Transcribe each entry below exactly. Pictures do not go in the copy.
** Start of Data for processing **
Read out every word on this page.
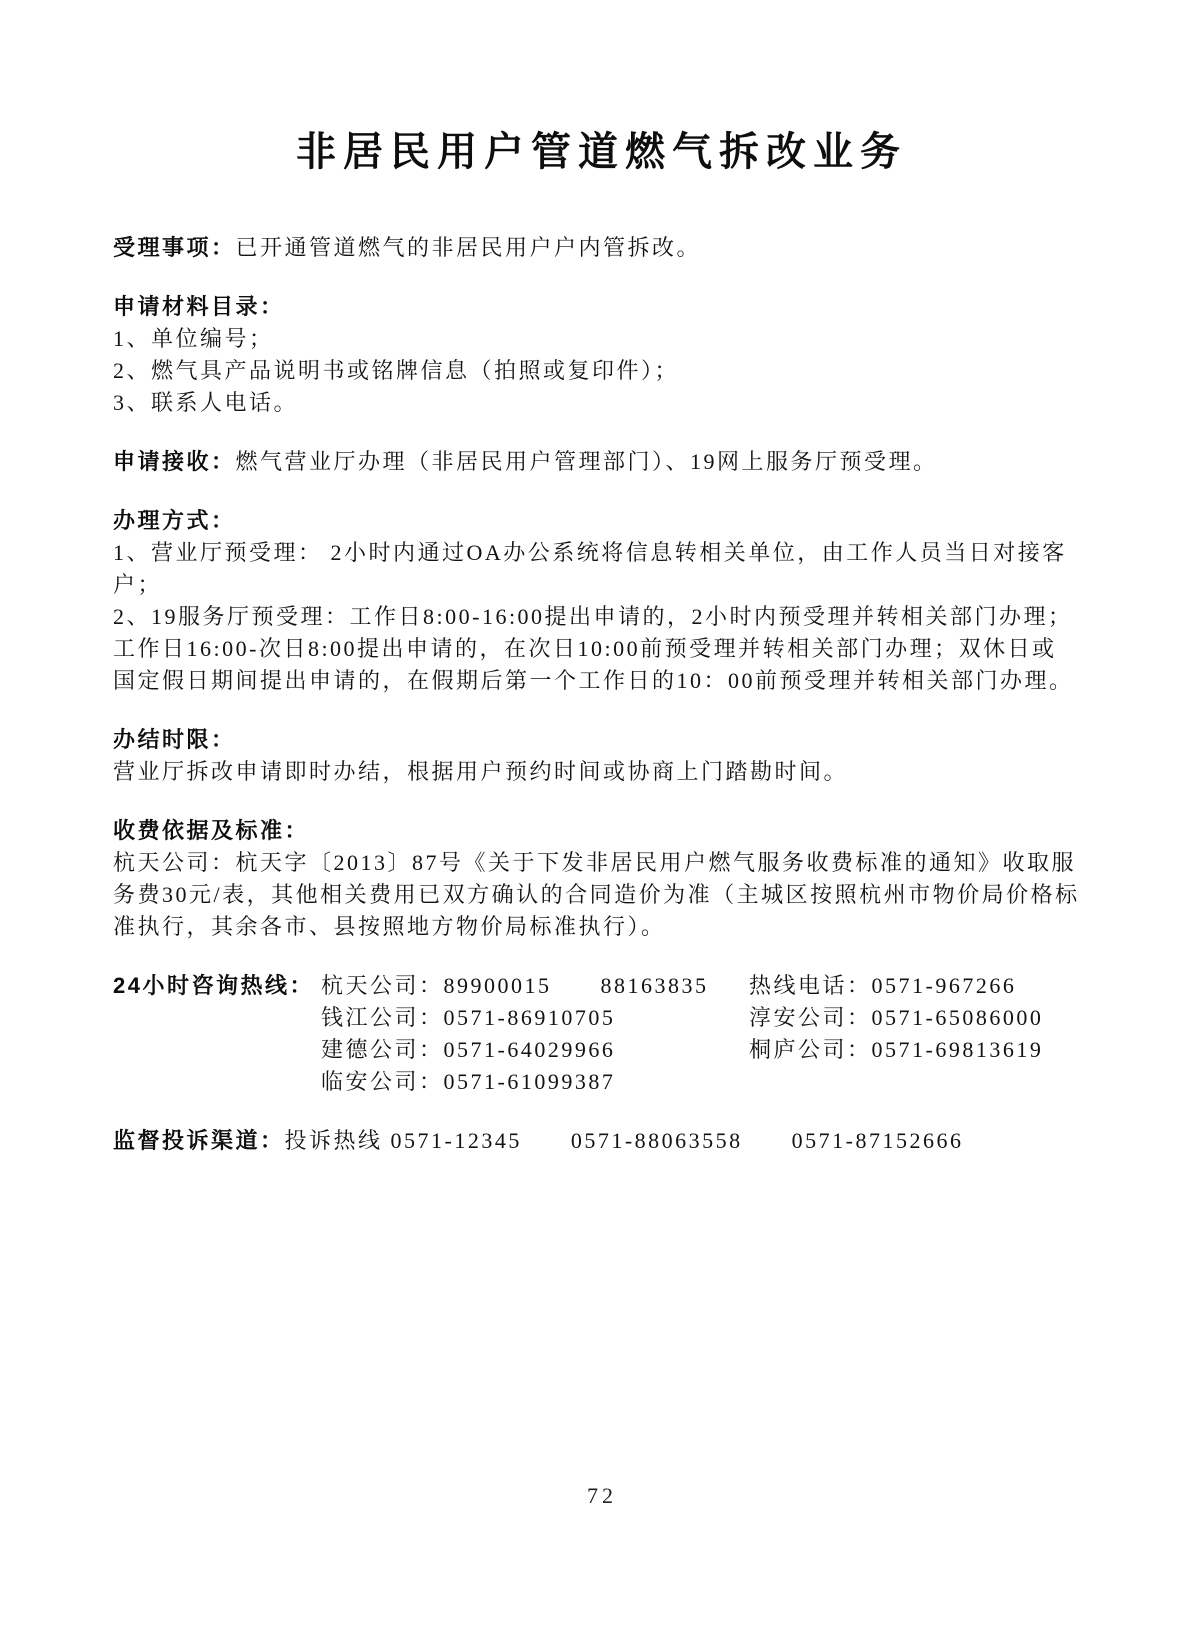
非居民用户管道燃气拆改业务
受理事项：已开通管道燃气的非居民用户户内管拆改。
申请材料目录：
1、单位编号；
2、燃气具产品说明书或铭牌信息（拍照或复印件）；
3、联系人电话。
申请接收：燃气营业厅办理（非居民用户管理部门）、19网上服务厅预受理。
办理方式：
1、营业厅预受理： 2小时内通过OA办公系统将信息转相关单位，由工作人员当日对接客户；
2、19服务厅预受理：工作日8:00-16:00提出申请的，2小时内预受理并转相关部门办理；
工作日16:00-次日8:00提出申请的，在次日10:00前预受理并转相关部门办理；双休日或
国定假日期间提出申请的，在假期后第一个工作日的10：00前预受理并转相关部门办理。
办结时限：
营业厅拆改申请即时办结，根据用户预约时间或协商上门踏勘时间。
收费依据及标准：
杭天公司：杭天字〔2013〕87号《关于下发非居民用户燃气服务收费标准的通知》收取服
务费30元/表，其他相关费用已双方确认的合同造价为准（主城区按照杭州市物价局价格标
准执行，其余各市、县按照地方物价局标准执行）。
24小时咨询热线： 杭天公司：89900015　　88163835 热线电话：0571-967266
钱江公司：0571-86910705	淳安公司：0571-65086000
建德公司：0571-64029966	桐庐公司：0571-69813619
临安公司：0571-61099387
监督投诉渠道：投诉热线 0571-12345　　0571-88063558　　0571-87152666
72
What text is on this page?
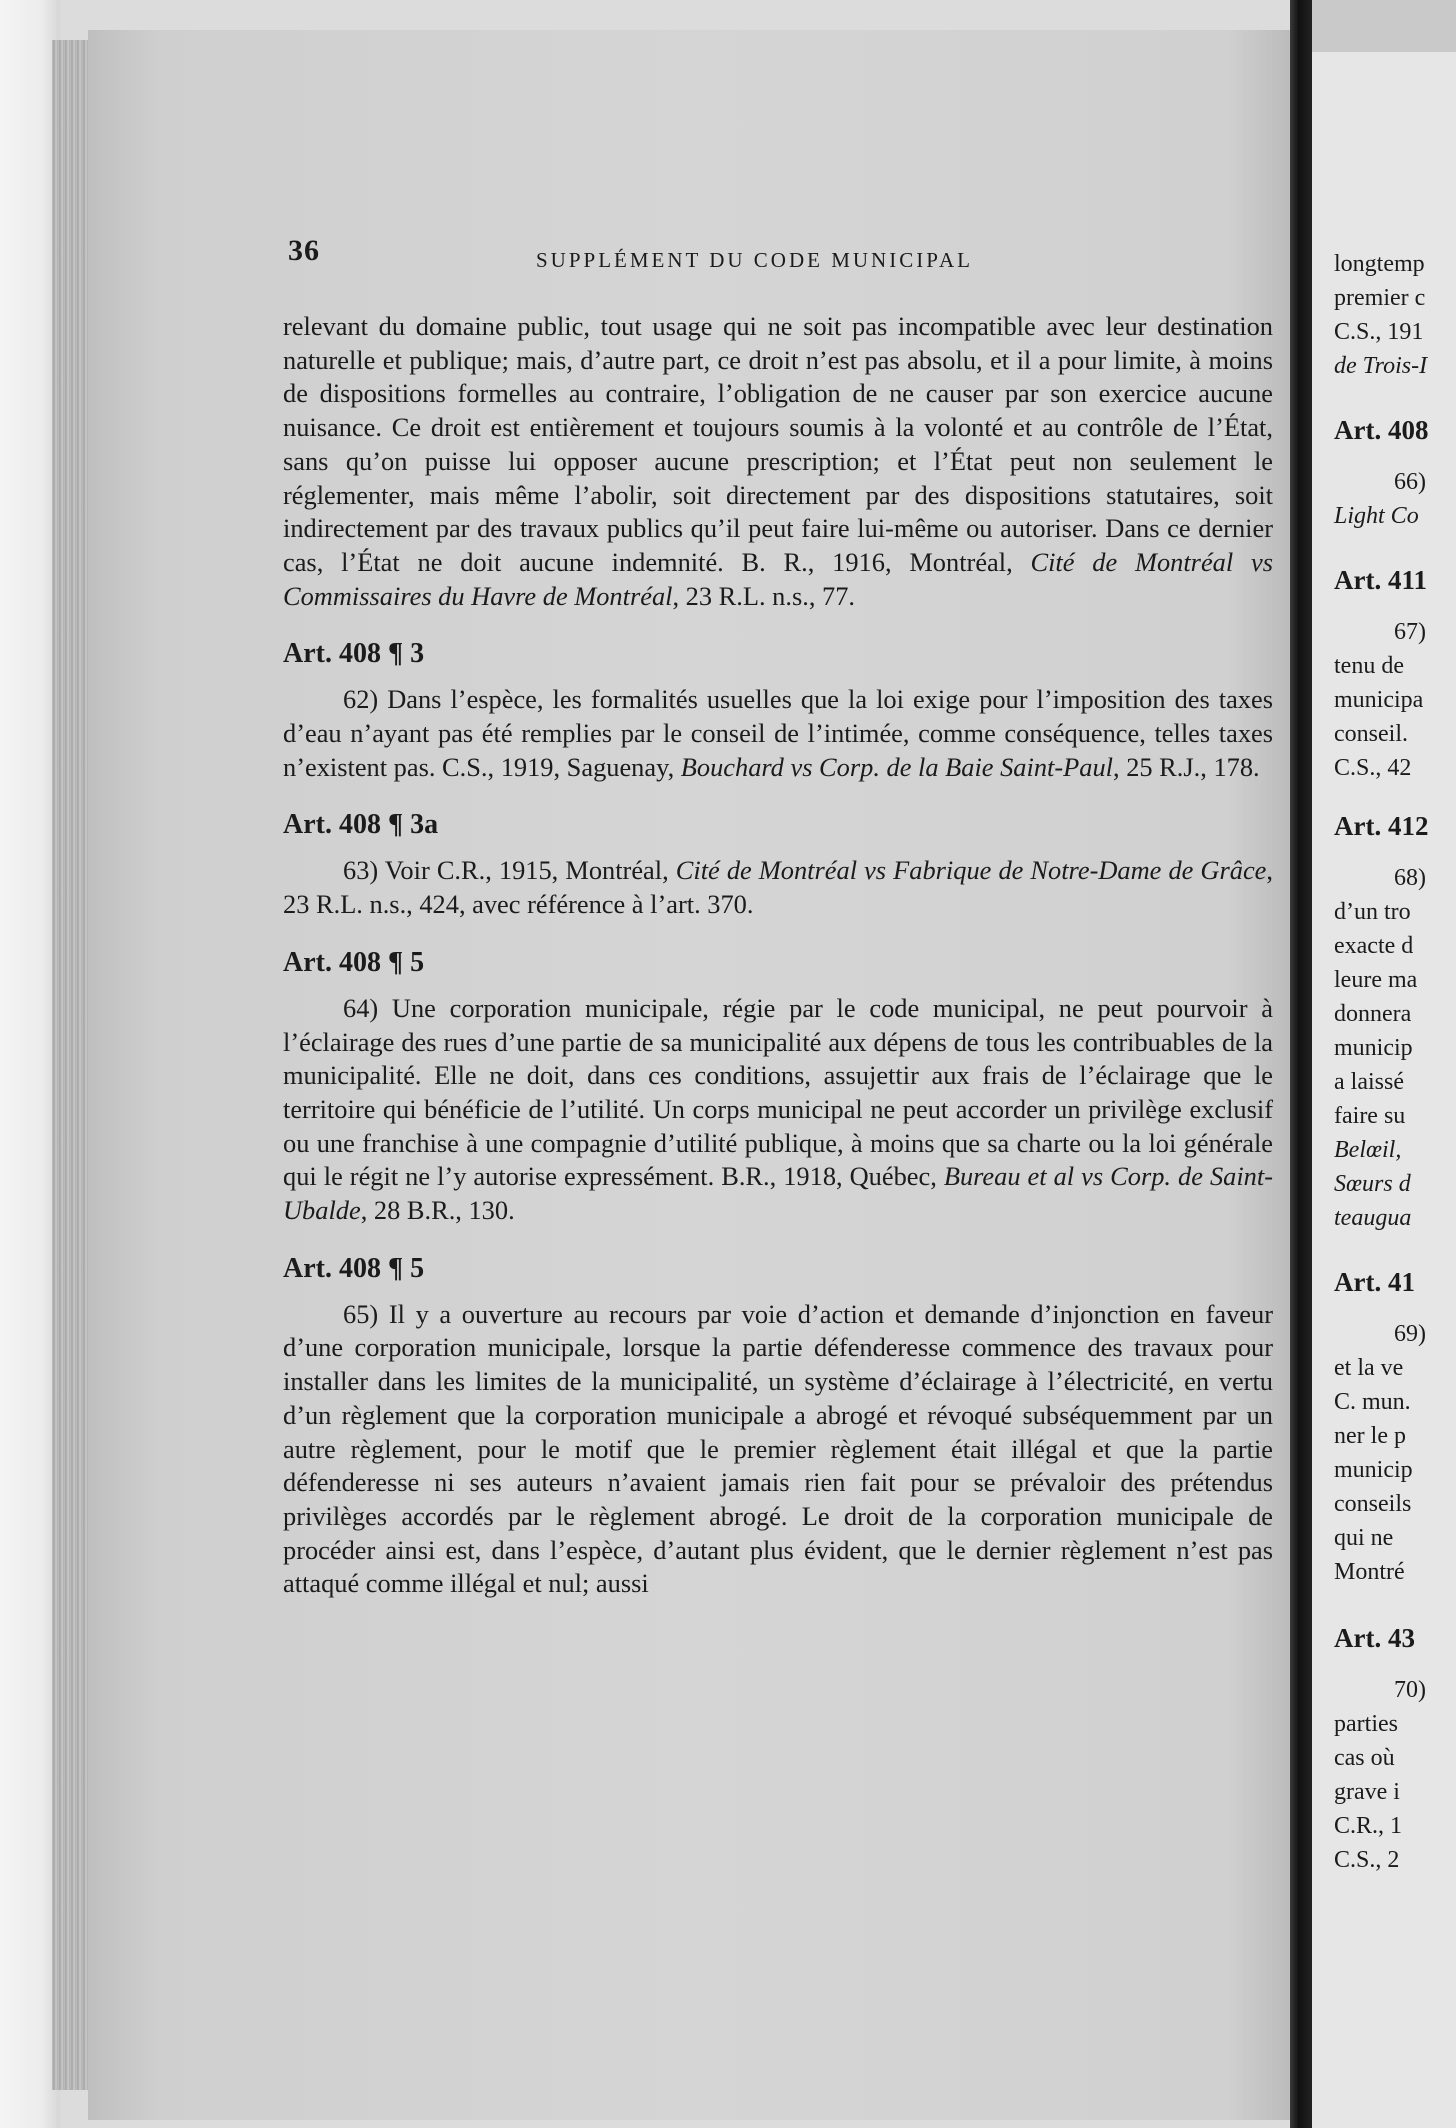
longtemp
premier c
C.S., 191
de Trois-I
Art. 408
66)
Light Co
Art. 411
67)
tenu de
municipa
conseil.
C.S., 42
Art. 412
68)
d’un tro
exacte d
leure ma
donnera
municip
a laissé
faire su
Belœil,
Sœurs d
teaugua
Art. 41
69)
et la ve
C. mun.
ner le p
municip
conseils
qui ne
Montré
Art. 43
70)
parties
cas où
grave i
C.R., 1
C.S., 2
36	SUPPLÉMENT DU CODE MUNICIPAL

relevant du domaine public, tout usage qui ne soit pas incompatible avec leur destination naturelle et publique; mais, d’autre part, ce droit n’est pas absolu, et il a pour limite, à moins de dispositions formelles au contraire, l’obligation de ne causer par son exercice aucune nuisance. Ce droit est entièrement et toujours soumis à la volonté et au contrôle de l’État, sans qu’on puisse lui opposer aucune prescription; et l’État peut non seulement le réglementer, mais même l’abolir, soit directement par des dispositions statutaires, soit indirectement par des travaux publics qu’il peut faire lui-même ou autoriser. Dans ce dernier cas, l’État ne doit aucune indemnité. B. R., 1916, Montréal, Cité de Montréal vs Commissaires du Havre de Montréal, 23 R.L. n.s., 77.

Art. 408 ¶ 3

62) Dans l’espèce, les formalités usuelles que la loi exige pour l’imposition des taxes d’eau n’ayant pas été remplies par le conseil de l’intimée, comme conséquence, telles taxes n’existent pas. C.S., 1919, Saguenay, Bouchard vs Corp. de la Baie Saint-Paul, 25 R.J., 178.

Art. 408 ¶ 3a

63) Voir C.R., 1915, Montréal, Cité de Montréal vs Fabrique de Notre-Dame de Grâce, 23 R.L. n.s., 424, avec référence à l’art. 370.

Art. 408 ¶ 5

64) Une corporation municipale, régie par le code municipal, ne peut pourvoir à l’éclairage des rues d’une partie de sa municipalité aux dépens de tous les contribuables de la municipalité. Elle ne doit, dans ces conditions, assujettir aux frais de l’éclairage que le territoire qui bénéficie de l’utilité. Un corps municipal ne peut accorder un privilège exclusif ou une franchise à une compagnie d’utilité publique, à moins que sa charte ou la loi générale qui le régit ne l’y autorise expressément. B.R., 1918, Québec, Bureau et al vs Corp. de Saint-Ubalde, 28 B.R., 130.

Art. 408 ¶ 5

65) Il y a ouverture au recours par voie d’action et demande d’injonction en faveur d’une corporation municipale, lorsque la partie défenderesse commence des travaux pour installer dans les limites de la municipalité, un système d’éclairage à l’électricité, en vertu d’un règlement que la corporation municipale a abrogé et révoqué subséquemment par un autre règlement, pour le motif que le premier règlement était illégal et que la partie défenderesse ni ses auteurs n’avaient jamais rien fait pour se prévaloir des prétendus privilèges accordés par le règlement abrogé. Le droit de la corporation municipale de procéder ainsi est, dans l’espèce, d’autant plus évident, que le dernier règlement n’est pas attaqué comme illégal et nul; aussi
** End of Data for processing **
* Correct output *
Read out every word on this page.
非居民用户管道燃气拆改业务
受理事项：已开通管道燃气的非居民用户户内管拆改。
申请材料目录：
1、单位编号；
2、燃气具产品说明书或铭牌信息（拍照或复印件）；
3、联系人电话。
申请接收：燃气营业厅办理（非居民用户管理部门）、19网上服务厅预受理。
办理方式：
1、营业厅预受理： 2小时内通过OA办公系统将信息转相关单位，由工作人员当日对接客户；
2、19服务厅预受理：工作日8:00-16:00提出申请的，2小时内预受理并转相关部门办理；
工作日16:00-次日8:00提出申请的，在次日10:00前预受理并转相关部门办理；双休日或
国定假日期间提出申请的，在假期后第一个工作日的10：00前预受理并转相关部门办理。
办结时限：
营业厅拆改申请即时办结，根据用户预约时间或协商上门踏勘时间。
收费依据及标准：
杭天公司：杭天字〔2013〕87号《关于下发非居民用户燃气服务收费标准的通知》收取服
务费30元/表，其他相关费用已双方确认的合同造价为准（主城区按照杭州市物价局价格标
准执行，其余各市、县按照地方物价局标准执行）。
24小时咨询热线： 杭天公司：89900015　　88163835 热线电话：0571-967266
钱江公司：0571-86910705	淳安公司：0571-65086000
建德公司：0571-64029966	桐庐公司：0571-69813619
临安公司：0571-61099387
监督投诉渠道：投诉热线 0571-12345　　0571-88063558　　0571-87152666
72
What text is on this page?
longtemp
premier c
C.S., 191
de Trois-I
Art. 408
66)
Light Co
Art. 411
67)
tenu de
municipa
conseil.
C.S., 42
Art. 412
68)
d’un tro
exacte d
leure ma
donnera
municip
a laissé
faire su
Belœil,
Sœurs d
teaugua
Art. 41
69)
et la ve
C. mun.
ner le p
municip
conseils
qui ne
Montré
Art. 43
70)
parties
cas où
grave i
C.R., 1
C.S., 2
36	SUPPLÉMENT DU CODE MUNICIPAL

relevant du domaine public, tout usage qui ne soit pas incompatible avec leur destination naturelle et publique; mais, d’autre part, ce droit n’est pas absolu, et il a pour limite, à moins de dispositions formelles au contraire, l’obligation de ne causer par son exercice aucune nuisance. Ce droit est entièrement et toujours soumis à la volonté et au contrôle de l’État, sans qu’on puisse lui opposer aucune prescription; et l’État peut non seulement le réglementer, mais même l’abolir, soit directement par des dispositions statutaires, soit indirectement par des travaux publics qu’il peut faire lui-même ou autoriser. Dans ce dernier cas, l’État ne doit aucune indemnité. B. R., 1916, Montréal, Cité de Montréal vs Commissaires du Havre de Montréal, 23 R.L. n.s., 77.

Art. 408 ¶ 3

62) Dans l’espèce, les formalités usuelles que la loi exige pour l’imposition des taxes d’eau n’ayant pas été remplies par le conseil de l’intimée, comme conséquence, telles taxes n’existent pas. C.S., 1919, Saguenay, Bouchard vs Corp. de la Baie Saint-Paul, 25 R.J., 178.

Art. 408 ¶ 3a

63) Voir C.R., 1915, Montréal, Cité de Montréal vs Fabrique de Notre-Dame de Grâce, 23 R.L. n.s., 424, avec référence à l’art. 370.

Art. 408 ¶ 5

64) Une corporation municipale, régie par le code municipal, ne peut pourvoir à l’éclairage des rues d’une partie de sa municipalité aux dépens de tous les contribuables de la municipalité. Elle ne doit, dans ces conditions, assujettir aux frais de l’éclairage que le territoire qui bénéficie de l’utilité. Un corps municipal ne peut accorder un privilège exclusif ou une franchise à une compagnie d’utilité publique, à moins que sa charte ou la loi générale qui le régit ne l’y autorise expressément. B.R., 1918, Québec, Bureau et al vs Corp. de Saint-Ubalde, 28 B.R., 130.

Art. 408 ¶ 5

65) Il y a ouverture au recours par voie d’action et demande d’injonction en faveur d’une corporation municipale, lorsque la partie défenderesse commence des travaux pour installer dans les limites de la municipalité, un système d’éclairage à l’électricité, en vertu d’un règlement que la corporation municipale a abrogé et révoqué subséquemment par un autre règlement, pour le motif que le premier règlement était illégal et que la partie défenderesse ni ses auteurs n’avaient jamais rien fait pour se prévaloir des prétendus privilèges accordés par le règlement abrogé. Le droit de la corporation municipale de procéder ainsi est, dans l’espèce, d’autant plus évident, que le dernier règlement n’est pas attaqué comme illégal et nul; aussi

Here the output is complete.